YOUR TASK: For the entries that follow, tally the lines holding the string "type". Give the total and nothing else.

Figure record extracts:
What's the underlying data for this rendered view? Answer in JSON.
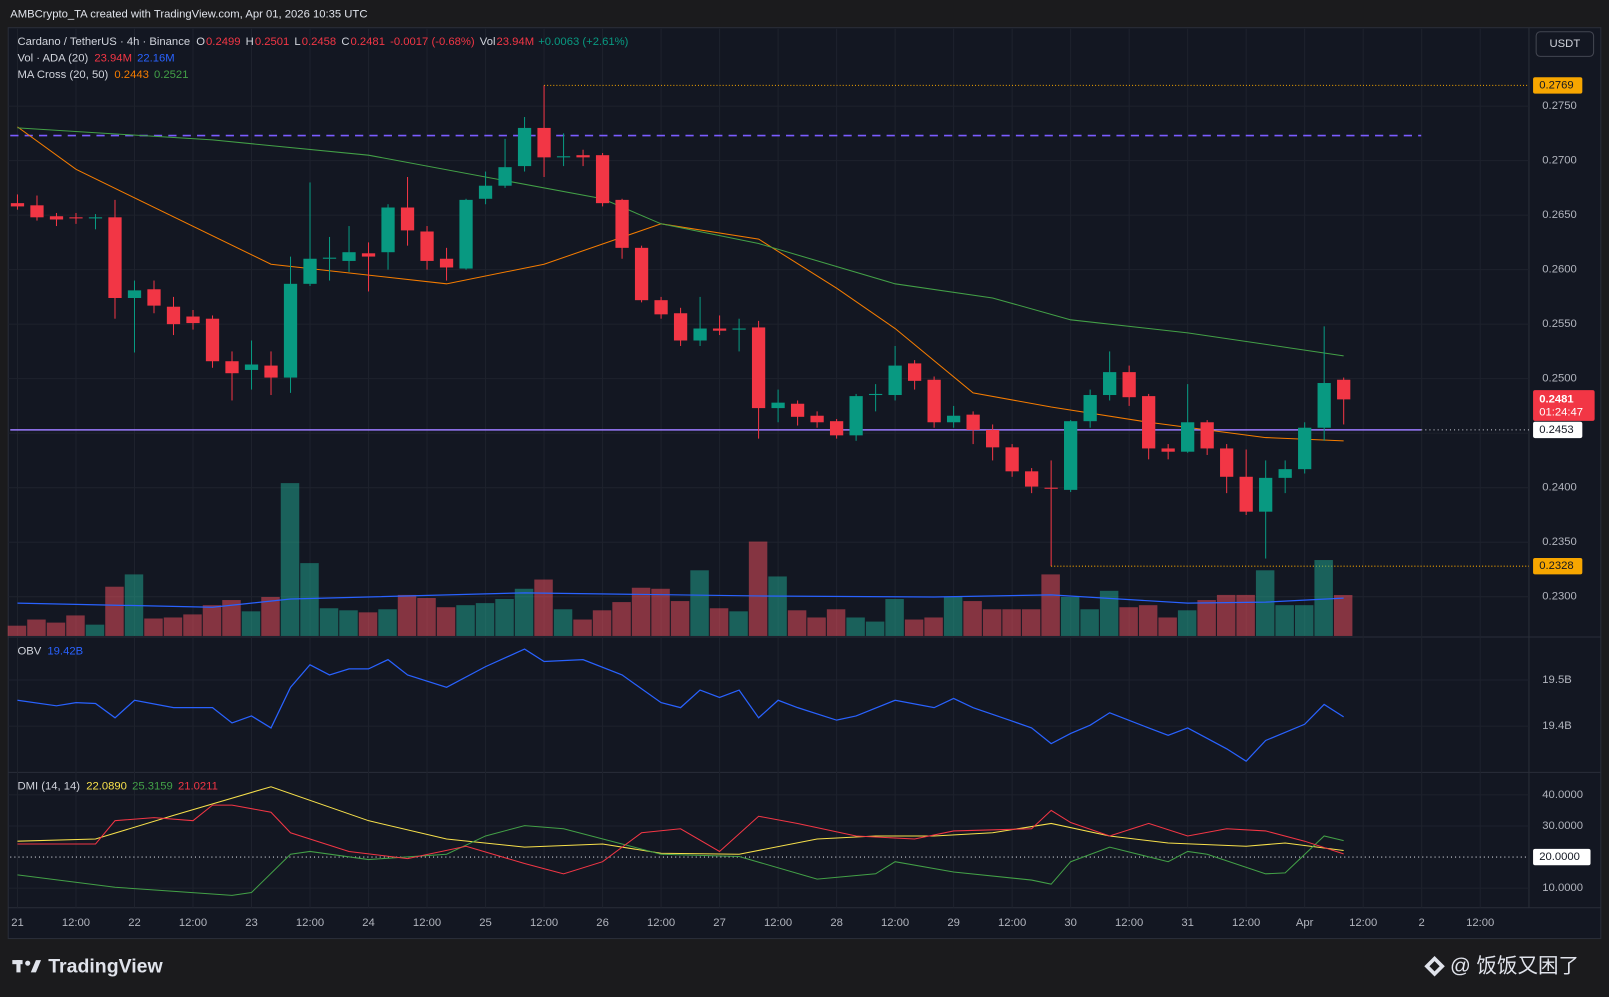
{
  "header": {
    "text": "AMBCrypto_TA created with TradingView.com, Apr 01, 2026 10:35 UTC"
  },
  "footer": {
    "brand": "TradingView",
    "watermark": "@ 饭饭又困了"
  },
  "chart_data": [
    {
      "type": "candlestick",
      "title": "Cardano / TetherUS · 4h · Binance",
      "legend_keys": [
        "O",
        "H",
        "L",
        "C"
      ],
      "change_label": "-0.0017 (-0.68%)",
      "currency": "USDT",
      "countdown": "01:24:47",
      "up_color": "#089981",
      "down_color": "#f23645",
      "marker_color": "#f7a600",
      "open": [
        0.2661,
        0.2659,
        0.2649,
        0.2648,
        0.2647,
        0.2648,
        0.2574,
        0.2582,
        0.2566,
        0.2557,
        0.2555,
        0.2516,
        0.2508,
        0.2512,
        0.2501,
        0.2587,
        0.261,
        0.2608,
        0.2615,
        0.2616,
        0.2657,
        0.2635,
        0.261,
        0.2601,
        0.2665,
        0.2677,
        0.2695,
        0.273,
        0.2703,
        0.2705,
        0.2705,
        0.2664,
        0.262,
        0.2572,
        0.256,
        0.2535,
        0.2546,
        0.2545,
        0.2547,
        0.2473,
        0.2477,
        0.2466,
        0.2461,
        0.2448,
        0.2485,
        0.2485,
        0.2514,
        0.2499,
        0.246,
        0.2467,
        0.2453,
        0.2437,
        0.2415,
        0.24,
        0.2398,
        0.2461,
        0.2485,
        0.2506,
        0.2484,
        0.2436,
        0.2433,
        0.246,
        0.2436,
        0.241,
        0.2378,
        0.2409,
        0.2417,
        0.2455,
        0.2499
      ],
      "high": [
        0.2669,
        0.2668,
        0.2652,
        0.2652,
        0.2651,
        0.2664,
        0.259,
        0.259,
        0.2575,
        0.2563,
        0.2558,
        0.2525,
        0.2535,
        0.2525,
        0.2612,
        0.268,
        0.263,
        0.264,
        0.2625,
        0.266,
        0.2685,
        0.264,
        0.262,
        0.2665,
        0.269,
        0.272,
        0.274,
        0.2769,
        0.2725,
        0.271,
        0.2707,
        0.2665,
        0.2622,
        0.2575,
        0.2565,
        0.2575,
        0.2558,
        0.2555,
        0.2553,
        0.249,
        0.248,
        0.247,
        0.2463,
        0.2486,
        0.2495,
        0.253,
        0.2517,
        0.2502,
        0.2475,
        0.247,
        0.2458,
        0.244,
        0.2418,
        0.2425,
        0.2462,
        0.249,
        0.2525,
        0.2512,
        0.2486,
        0.244,
        0.2495,
        0.2462,
        0.244,
        0.2435,
        0.2425,
        0.2425,
        0.246,
        0.2548,
        0.2501
      ],
      "low": [
        0.2655,
        0.2645,
        0.264,
        0.2642,
        0.2637,
        0.2555,
        0.2524,
        0.256,
        0.254,
        0.2545,
        0.251,
        0.248,
        0.249,
        0.2485,
        0.2487,
        0.2585,
        0.259,
        0.2598,
        0.258,
        0.26,
        0.2622,
        0.26,
        0.259,
        0.26,
        0.266,
        0.2675,
        0.269,
        0.2685,
        0.2695,
        0.2695,
        0.2658,
        0.261,
        0.257,
        0.2555,
        0.253,
        0.253,
        0.254,
        0.2525,
        0.2445,
        0.246,
        0.2457,
        0.2455,
        0.2445,
        0.2443,
        0.247,
        0.248,
        0.249,
        0.2455,
        0.2455,
        0.244,
        0.2425,
        0.241,
        0.2395,
        0.2328,
        0.2396,
        0.2455,
        0.248,
        0.2475,
        0.2426,
        0.2426,
        0.2432,
        0.243,
        0.2395,
        0.2375,
        0.2335,
        0.2395,
        0.2413,
        0.2443,
        0.2458
      ],
      "close": [
        0.2658,
        0.2648,
        0.2646,
        0.2647,
        0.2648,
        0.2574,
        0.2581,
        0.2567,
        0.255,
        0.2551,
        0.2516,
        0.2505,
        0.2513,
        0.2501,
        0.2587,
        0.261,
        0.2611,
        0.2616,
        0.2612,
        0.2657,
        0.2636,
        0.2608,
        0.2602,
        0.2664,
        0.2677,
        0.2694,
        0.273,
        0.2703,
        0.2704,
        0.2703,
        0.2661,
        0.262,
        0.2572,
        0.2559,
        0.2535,
        0.2546,
        0.2544,
        0.2546,
        0.2473,
        0.2478,
        0.2465,
        0.246,
        0.2448,
        0.2484,
        0.2486,
        0.2512,
        0.2498,
        0.246,
        0.2466,
        0.2453,
        0.2437,
        0.2415,
        0.2401,
        0.2399,
        0.2461,
        0.2485,
        0.2506,
        0.2483,
        0.2436,
        0.2433,
        0.246,
        0.2436,
        0.241,
        0.2378,
        0.2409,
        0.2417,
        0.2455,
        0.2496,
        0.2481
      ],
      "high_marker": 27,
      "low_marker": 53,
      "xlim": [
        -0.37,
        77.5
      ],
      "xticks": [
        {
          "value": 0,
          "label": "21"
        },
        {
          "value": 3,
          "label": "12:00"
        },
        {
          "value": 6,
          "label": "22"
        },
        {
          "value": 9,
          "label": "12:00"
        },
        {
          "value": 12,
          "label": "23"
        },
        {
          "value": 15,
          "label": "12:00"
        },
        {
          "value": 18,
          "label": "24"
        },
        {
          "value": 21,
          "label": "12:00"
        },
        {
          "value": 24,
          "label": "25"
        },
        {
          "value": 27,
          "label": "12:00"
        },
        {
          "value": 30,
          "label": "26"
        },
        {
          "value": 33,
          "label": "12:00"
        },
        {
          "value": 36,
          "label": "27"
        },
        {
          "value": 39,
          "label": "12:00"
        },
        {
          "value": 42,
          "label": "28"
        },
        {
          "value": 45,
          "label": "12:00"
        },
        {
          "value": 48,
          "label": "29"
        },
        {
          "value": 51,
          "label": "12:00"
        },
        {
          "value": 54,
          "label": "30"
        },
        {
          "value": 57,
          "label": "12:00"
        },
        {
          "value": 60,
          "label": "31"
        },
        {
          "value": 63,
          "label": "12:00"
        },
        {
          "value": 66,
          "label": "Apr"
        },
        {
          "value": 69,
          "label": "12:00"
        },
        {
          "value": 72,
          "label": "2"
        },
        {
          "value": 75,
          "label": "12:00"
        }
      ],
      "ylim": [
        0.2264,
        0.2821
      ],
      "yticks": [
        {
          "value": 0.23,
          "label": "0.2300"
        },
        {
          "value": 0.235,
          "label": "0.2350"
        },
        {
          "value": 0.24,
          "label": "0.2400"
        },
        {
          "value": 0.245,
          "label": "0.2450"
        },
        {
          "value": 0.25,
          "label": "0.2500"
        },
        {
          "value": 0.255,
          "label": "0.2550"
        },
        {
          "value": 0.26,
          "label": "0.2600"
        },
        {
          "value": 0.265,
          "label": "0.2650"
        },
        {
          "value": 0.27,
          "label": "0.2700"
        },
        {
          "value": 0.275,
          "label": "0.2750"
        }
      ],
      "grid": true,
      "ma": {
        "name": "MA Cross (20, 50)",
        "lines": [
          {
            "color": "#f57c00",
            "x": [
              0,
              3,
              13,
              22,
              27,
              33,
              38,
              42,
              45,
              49,
              53,
              58,
              64,
              68
            ],
            "values": [
              0.2731,
              0.2692,
              0.2605,
              0.2587,
              0.2605,
              0.2642,
              0.2628,
              0.2583,
              0.2546,
              0.2487,
              0.2474,
              0.246,
              0.2446,
              0.2443
            ]
          },
          {
            "color": "#43a047",
            "x": [
              0,
              10,
              18,
              30,
              33,
              38,
              45,
              50,
              54,
              60,
              68
            ],
            "values": [
              0.273,
              0.2719,
              0.2705,
              0.2665,
              0.2642,
              0.2624,
              0.2587,
              0.2574,
              0.2554,
              0.2542,
              0.2521
            ]
          }
        ]
      },
      "hlines": [
        {
          "value": 0.2453,
          "color": "#9c7bff"
        },
        {
          "value": 0.2723,
          "color": "#7b5cff",
          "dashed": true
        }
      ]
    },
    {
      "type": "bar",
      "name": "Vol · ADA (20)",
      "short_name": "Vol",
      "change_label": "+0.0063 (+2.61%)",
      "up_color": "rgba(34,171,148,0.5)",
      "down_color": "rgba(247,82,95,0.5)",
      "values": [
        6,
        9.6,
        7.8,
        12,
        6.6,
        28.8,
        36,
        10.2,
        10.8,
        12.6,
        18,
        21,
        14.4,
        22.8,
        89.4,
        42.6,
        16.2,
        15,
        13.8,
        15.6,
        24,
        22.2,
        16.8,
        18,
        19.2,
        21.6,
        27.6,
        33,
        15.6,
        9.6,
        15,
        19.8,
        28.2,
        27.6,
        20.4,
        38.4,
        16.2,
        14.4,
        55.2,
        34.8,
        15,
        10.8,
        15.6,
        10.8,
        8.4,
        21.6,
        9.6,
        10.8,
        22.8,
        20.4,
        15.6,
        15.6,
        15.6,
        36,
        22.8,
        15.6,
        26.4,
        16.8,
        18,
        10.8,
        15,
        21,
        24,
        24,
        38.4,
        18,
        18,
        44.4,
        23.94
      ],
      "value_labels": [
        null,
        null,
        null,
        null,
        null,
        null,
        null,
        null,
        null,
        null,
        null,
        null,
        null,
        null,
        null,
        null,
        null,
        null,
        null,
        null,
        null,
        null,
        null,
        null,
        null,
        null,
        null,
        null,
        null,
        null,
        null,
        null,
        null,
        null,
        null,
        null,
        null,
        null,
        null,
        null,
        null,
        null,
        null,
        null,
        null,
        null,
        null,
        null,
        null,
        null,
        null,
        null,
        null,
        null,
        null,
        null,
        null,
        null,
        null,
        null,
        null,
        null,
        null,
        null,
        null,
        null,
        null,
        null,
        "23.94M"
      ],
      "ylim": [
        0,
        355.2
      ],
      "ma": {
        "color": "#2962ff",
        "x": [
          0,
          10,
          14,
          26,
          38,
          47,
          53,
          60,
          64,
          68
        ],
        "values": [
          19.2,
          16.8,
          21.6,
          25.2,
          23.4,
          22.8,
          24,
          19.2,
          19.8,
          22.16
        ],
        "value_labels": [
          null,
          null,
          null,
          null,
          null,
          null,
          null,
          null,
          null,
          "22.16M"
        ]
      }
    },
    {
      "type": "line",
      "name": "OBV",
      "color": "#2962ff",
      "x": [
        0,
        2,
        3,
        4,
        5,
        6,
        8,
        10,
        11,
        12,
        13,
        14,
        15,
        16,
        17,
        18,
        19,
        20,
        22,
        24,
        26,
        27,
        29,
        31,
        33,
        34,
        35,
        36,
        37,
        38,
        39,
        40,
        42,
        43,
        45,
        47,
        48,
        49,
        51,
        52,
        53,
        54,
        55,
        56,
        58,
        59,
        60,
        62,
        63,
        64,
        66,
        67,
        68
      ],
      "values": [
        19.456,
        19.444,
        19.451,
        19.449,
        19.418,
        19.456,
        19.44,
        19.44,
        19.407,
        19.422,
        19.396,
        19.484,
        19.533,
        19.511,
        19.524,
        19.524,
        19.544,
        19.511,
        19.484,
        19.529,
        19.567,
        19.54,
        19.544,
        19.511,
        19.451,
        19.44,
        19.478,
        19.462,
        19.478,
        19.418,
        19.456,
        19.44,
        19.413,
        19.422,
        19.456,
        19.44,
        19.46,
        19.44,
        19.411,
        19.396,
        19.362,
        19.384,
        19.402,
        19.429,
        19.396,
        19.38,
        19.396,
        19.351,
        19.324,
        19.369,
        19.404,
        19.447,
        19.42
      ],
      "value_labels": [
        null,
        null,
        null,
        null,
        null,
        null,
        null,
        null,
        null,
        null,
        null,
        null,
        null,
        null,
        null,
        null,
        null,
        null,
        null,
        null,
        null,
        null,
        null,
        null,
        null,
        null,
        null,
        null,
        null,
        null,
        null,
        null,
        null,
        null,
        null,
        null,
        null,
        null,
        null,
        null,
        null,
        null,
        null,
        null,
        null,
        null,
        null,
        null,
        null,
        null,
        null,
        null,
        "19.42B"
      ],
      "ylim": [
        19.302,
        19.591
      ],
      "yticks": [
        {
          "value": 19.5,
          "label": "19.5B"
        },
        {
          "value": 19.4,
          "label": "19.4B"
        }
      ],
      "grid": true
    },
    {
      "type": "line",
      "name": "DMI (14, 14)",
      "series": [
        {
          "color": "#f7e04b",
          "x": [
            0,
            4,
            8,
            13,
            18,
            22,
            26,
            30,
            33,
            37,
            41,
            44,
            47,
            50,
            53,
            56,
            59,
            63,
            65,
            68
          ],
          "values": [
            25.1,
            25.8,
            33.4,
            42.6,
            31.7,
            25.8,
            23.2,
            24.2,
            21.2,
            20.9,
            25.8,
            26.8,
            26.8,
            27.8,
            30.8,
            26.8,
            24.5,
            23.5,
            24.5,
            22.089
          ],
          "value_labels": [
            null,
            null,
            null,
            null,
            null,
            null,
            null,
            null,
            null,
            null,
            null,
            null,
            null,
            null,
            null,
            null,
            null,
            null,
            null,
            "22.0890"
          ]
        },
        {
          "color": "#43a047",
          "x": [
            0,
            5,
            11,
            12,
            14,
            15,
            18,
            22,
            24,
            26,
            28,
            31,
            33,
            37,
            41,
            44,
            45,
            48,
            52,
            53,
            54,
            56,
            59,
            60,
            61,
            64,
            65,
            67,
            68
          ],
          "values": [
            14.3,
            10.3,
            7.7,
            8.6,
            20.9,
            21.8,
            19.2,
            20.9,
            26.8,
            30.1,
            29.1,
            24.2,
            20.9,
            20.2,
            12.9,
            14.6,
            18.5,
            15.2,
            12.6,
            11.3,
            18.5,
            23.2,
            18.5,
            21.8,
            20.9,
            14.6,
            14.9,
            26.8,
            25.3159
          ],
          "value_labels": [
            null,
            null,
            null,
            null,
            null,
            null,
            null,
            null,
            null,
            null,
            null,
            null,
            null,
            null,
            null,
            null,
            null,
            null,
            null,
            null,
            null,
            null,
            null,
            null,
            null,
            null,
            null,
            null,
            "25.3159"
          ]
        },
        {
          "color": "#f23645",
          "x": [
            0,
            4,
            5,
            7,
            9,
            10,
            11,
            13,
            14,
            17,
            20,
            23,
            26,
            28,
            30,
            32,
            34,
            36,
            38,
            40,
            43,
            46,
            48,
            52,
            53,
            54,
            56,
            58,
            60,
            62,
            64,
            66,
            68
          ],
          "values": [
            24.2,
            24.2,
            31.7,
            32.7,
            31.7,
            36.7,
            36.7,
            34.4,
            27.8,
            21.8,
            19.5,
            23.5,
            17.9,
            14.6,
            18.5,
            27.8,
            29.1,
            21.8,
            33.1,
            30.8,
            26.8,
            25.8,
            28.4,
            29.1,
            35.0,
            31.1,
            26.8,
            30.8,
            26.8,
            29.1,
            28.4,
            25.1,
            21.0211
          ],
          "value_labels": [
            null,
            null,
            null,
            null,
            null,
            null,
            null,
            null,
            null,
            null,
            null,
            null,
            null,
            null,
            null,
            null,
            null,
            null,
            null,
            null,
            null,
            null,
            null,
            null,
            null,
            null,
            null,
            null,
            null,
            null,
            null,
            null,
            "21.0211"
          ]
        }
      ],
      "ylim": [
        3.7,
        46.9
      ],
      "yticks": [
        {
          "value": 40,
          "label": "40.0000"
        },
        {
          "value": 30,
          "label": "30.0000"
        },
        {
          "value": 10,
          "label": "10.0000"
        }
      ],
      "grid": true,
      "hline": {
        "value": 20,
        "label": "20.0000"
      }
    }
  ]
}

SOLUTION TO THE PROBLEM: 4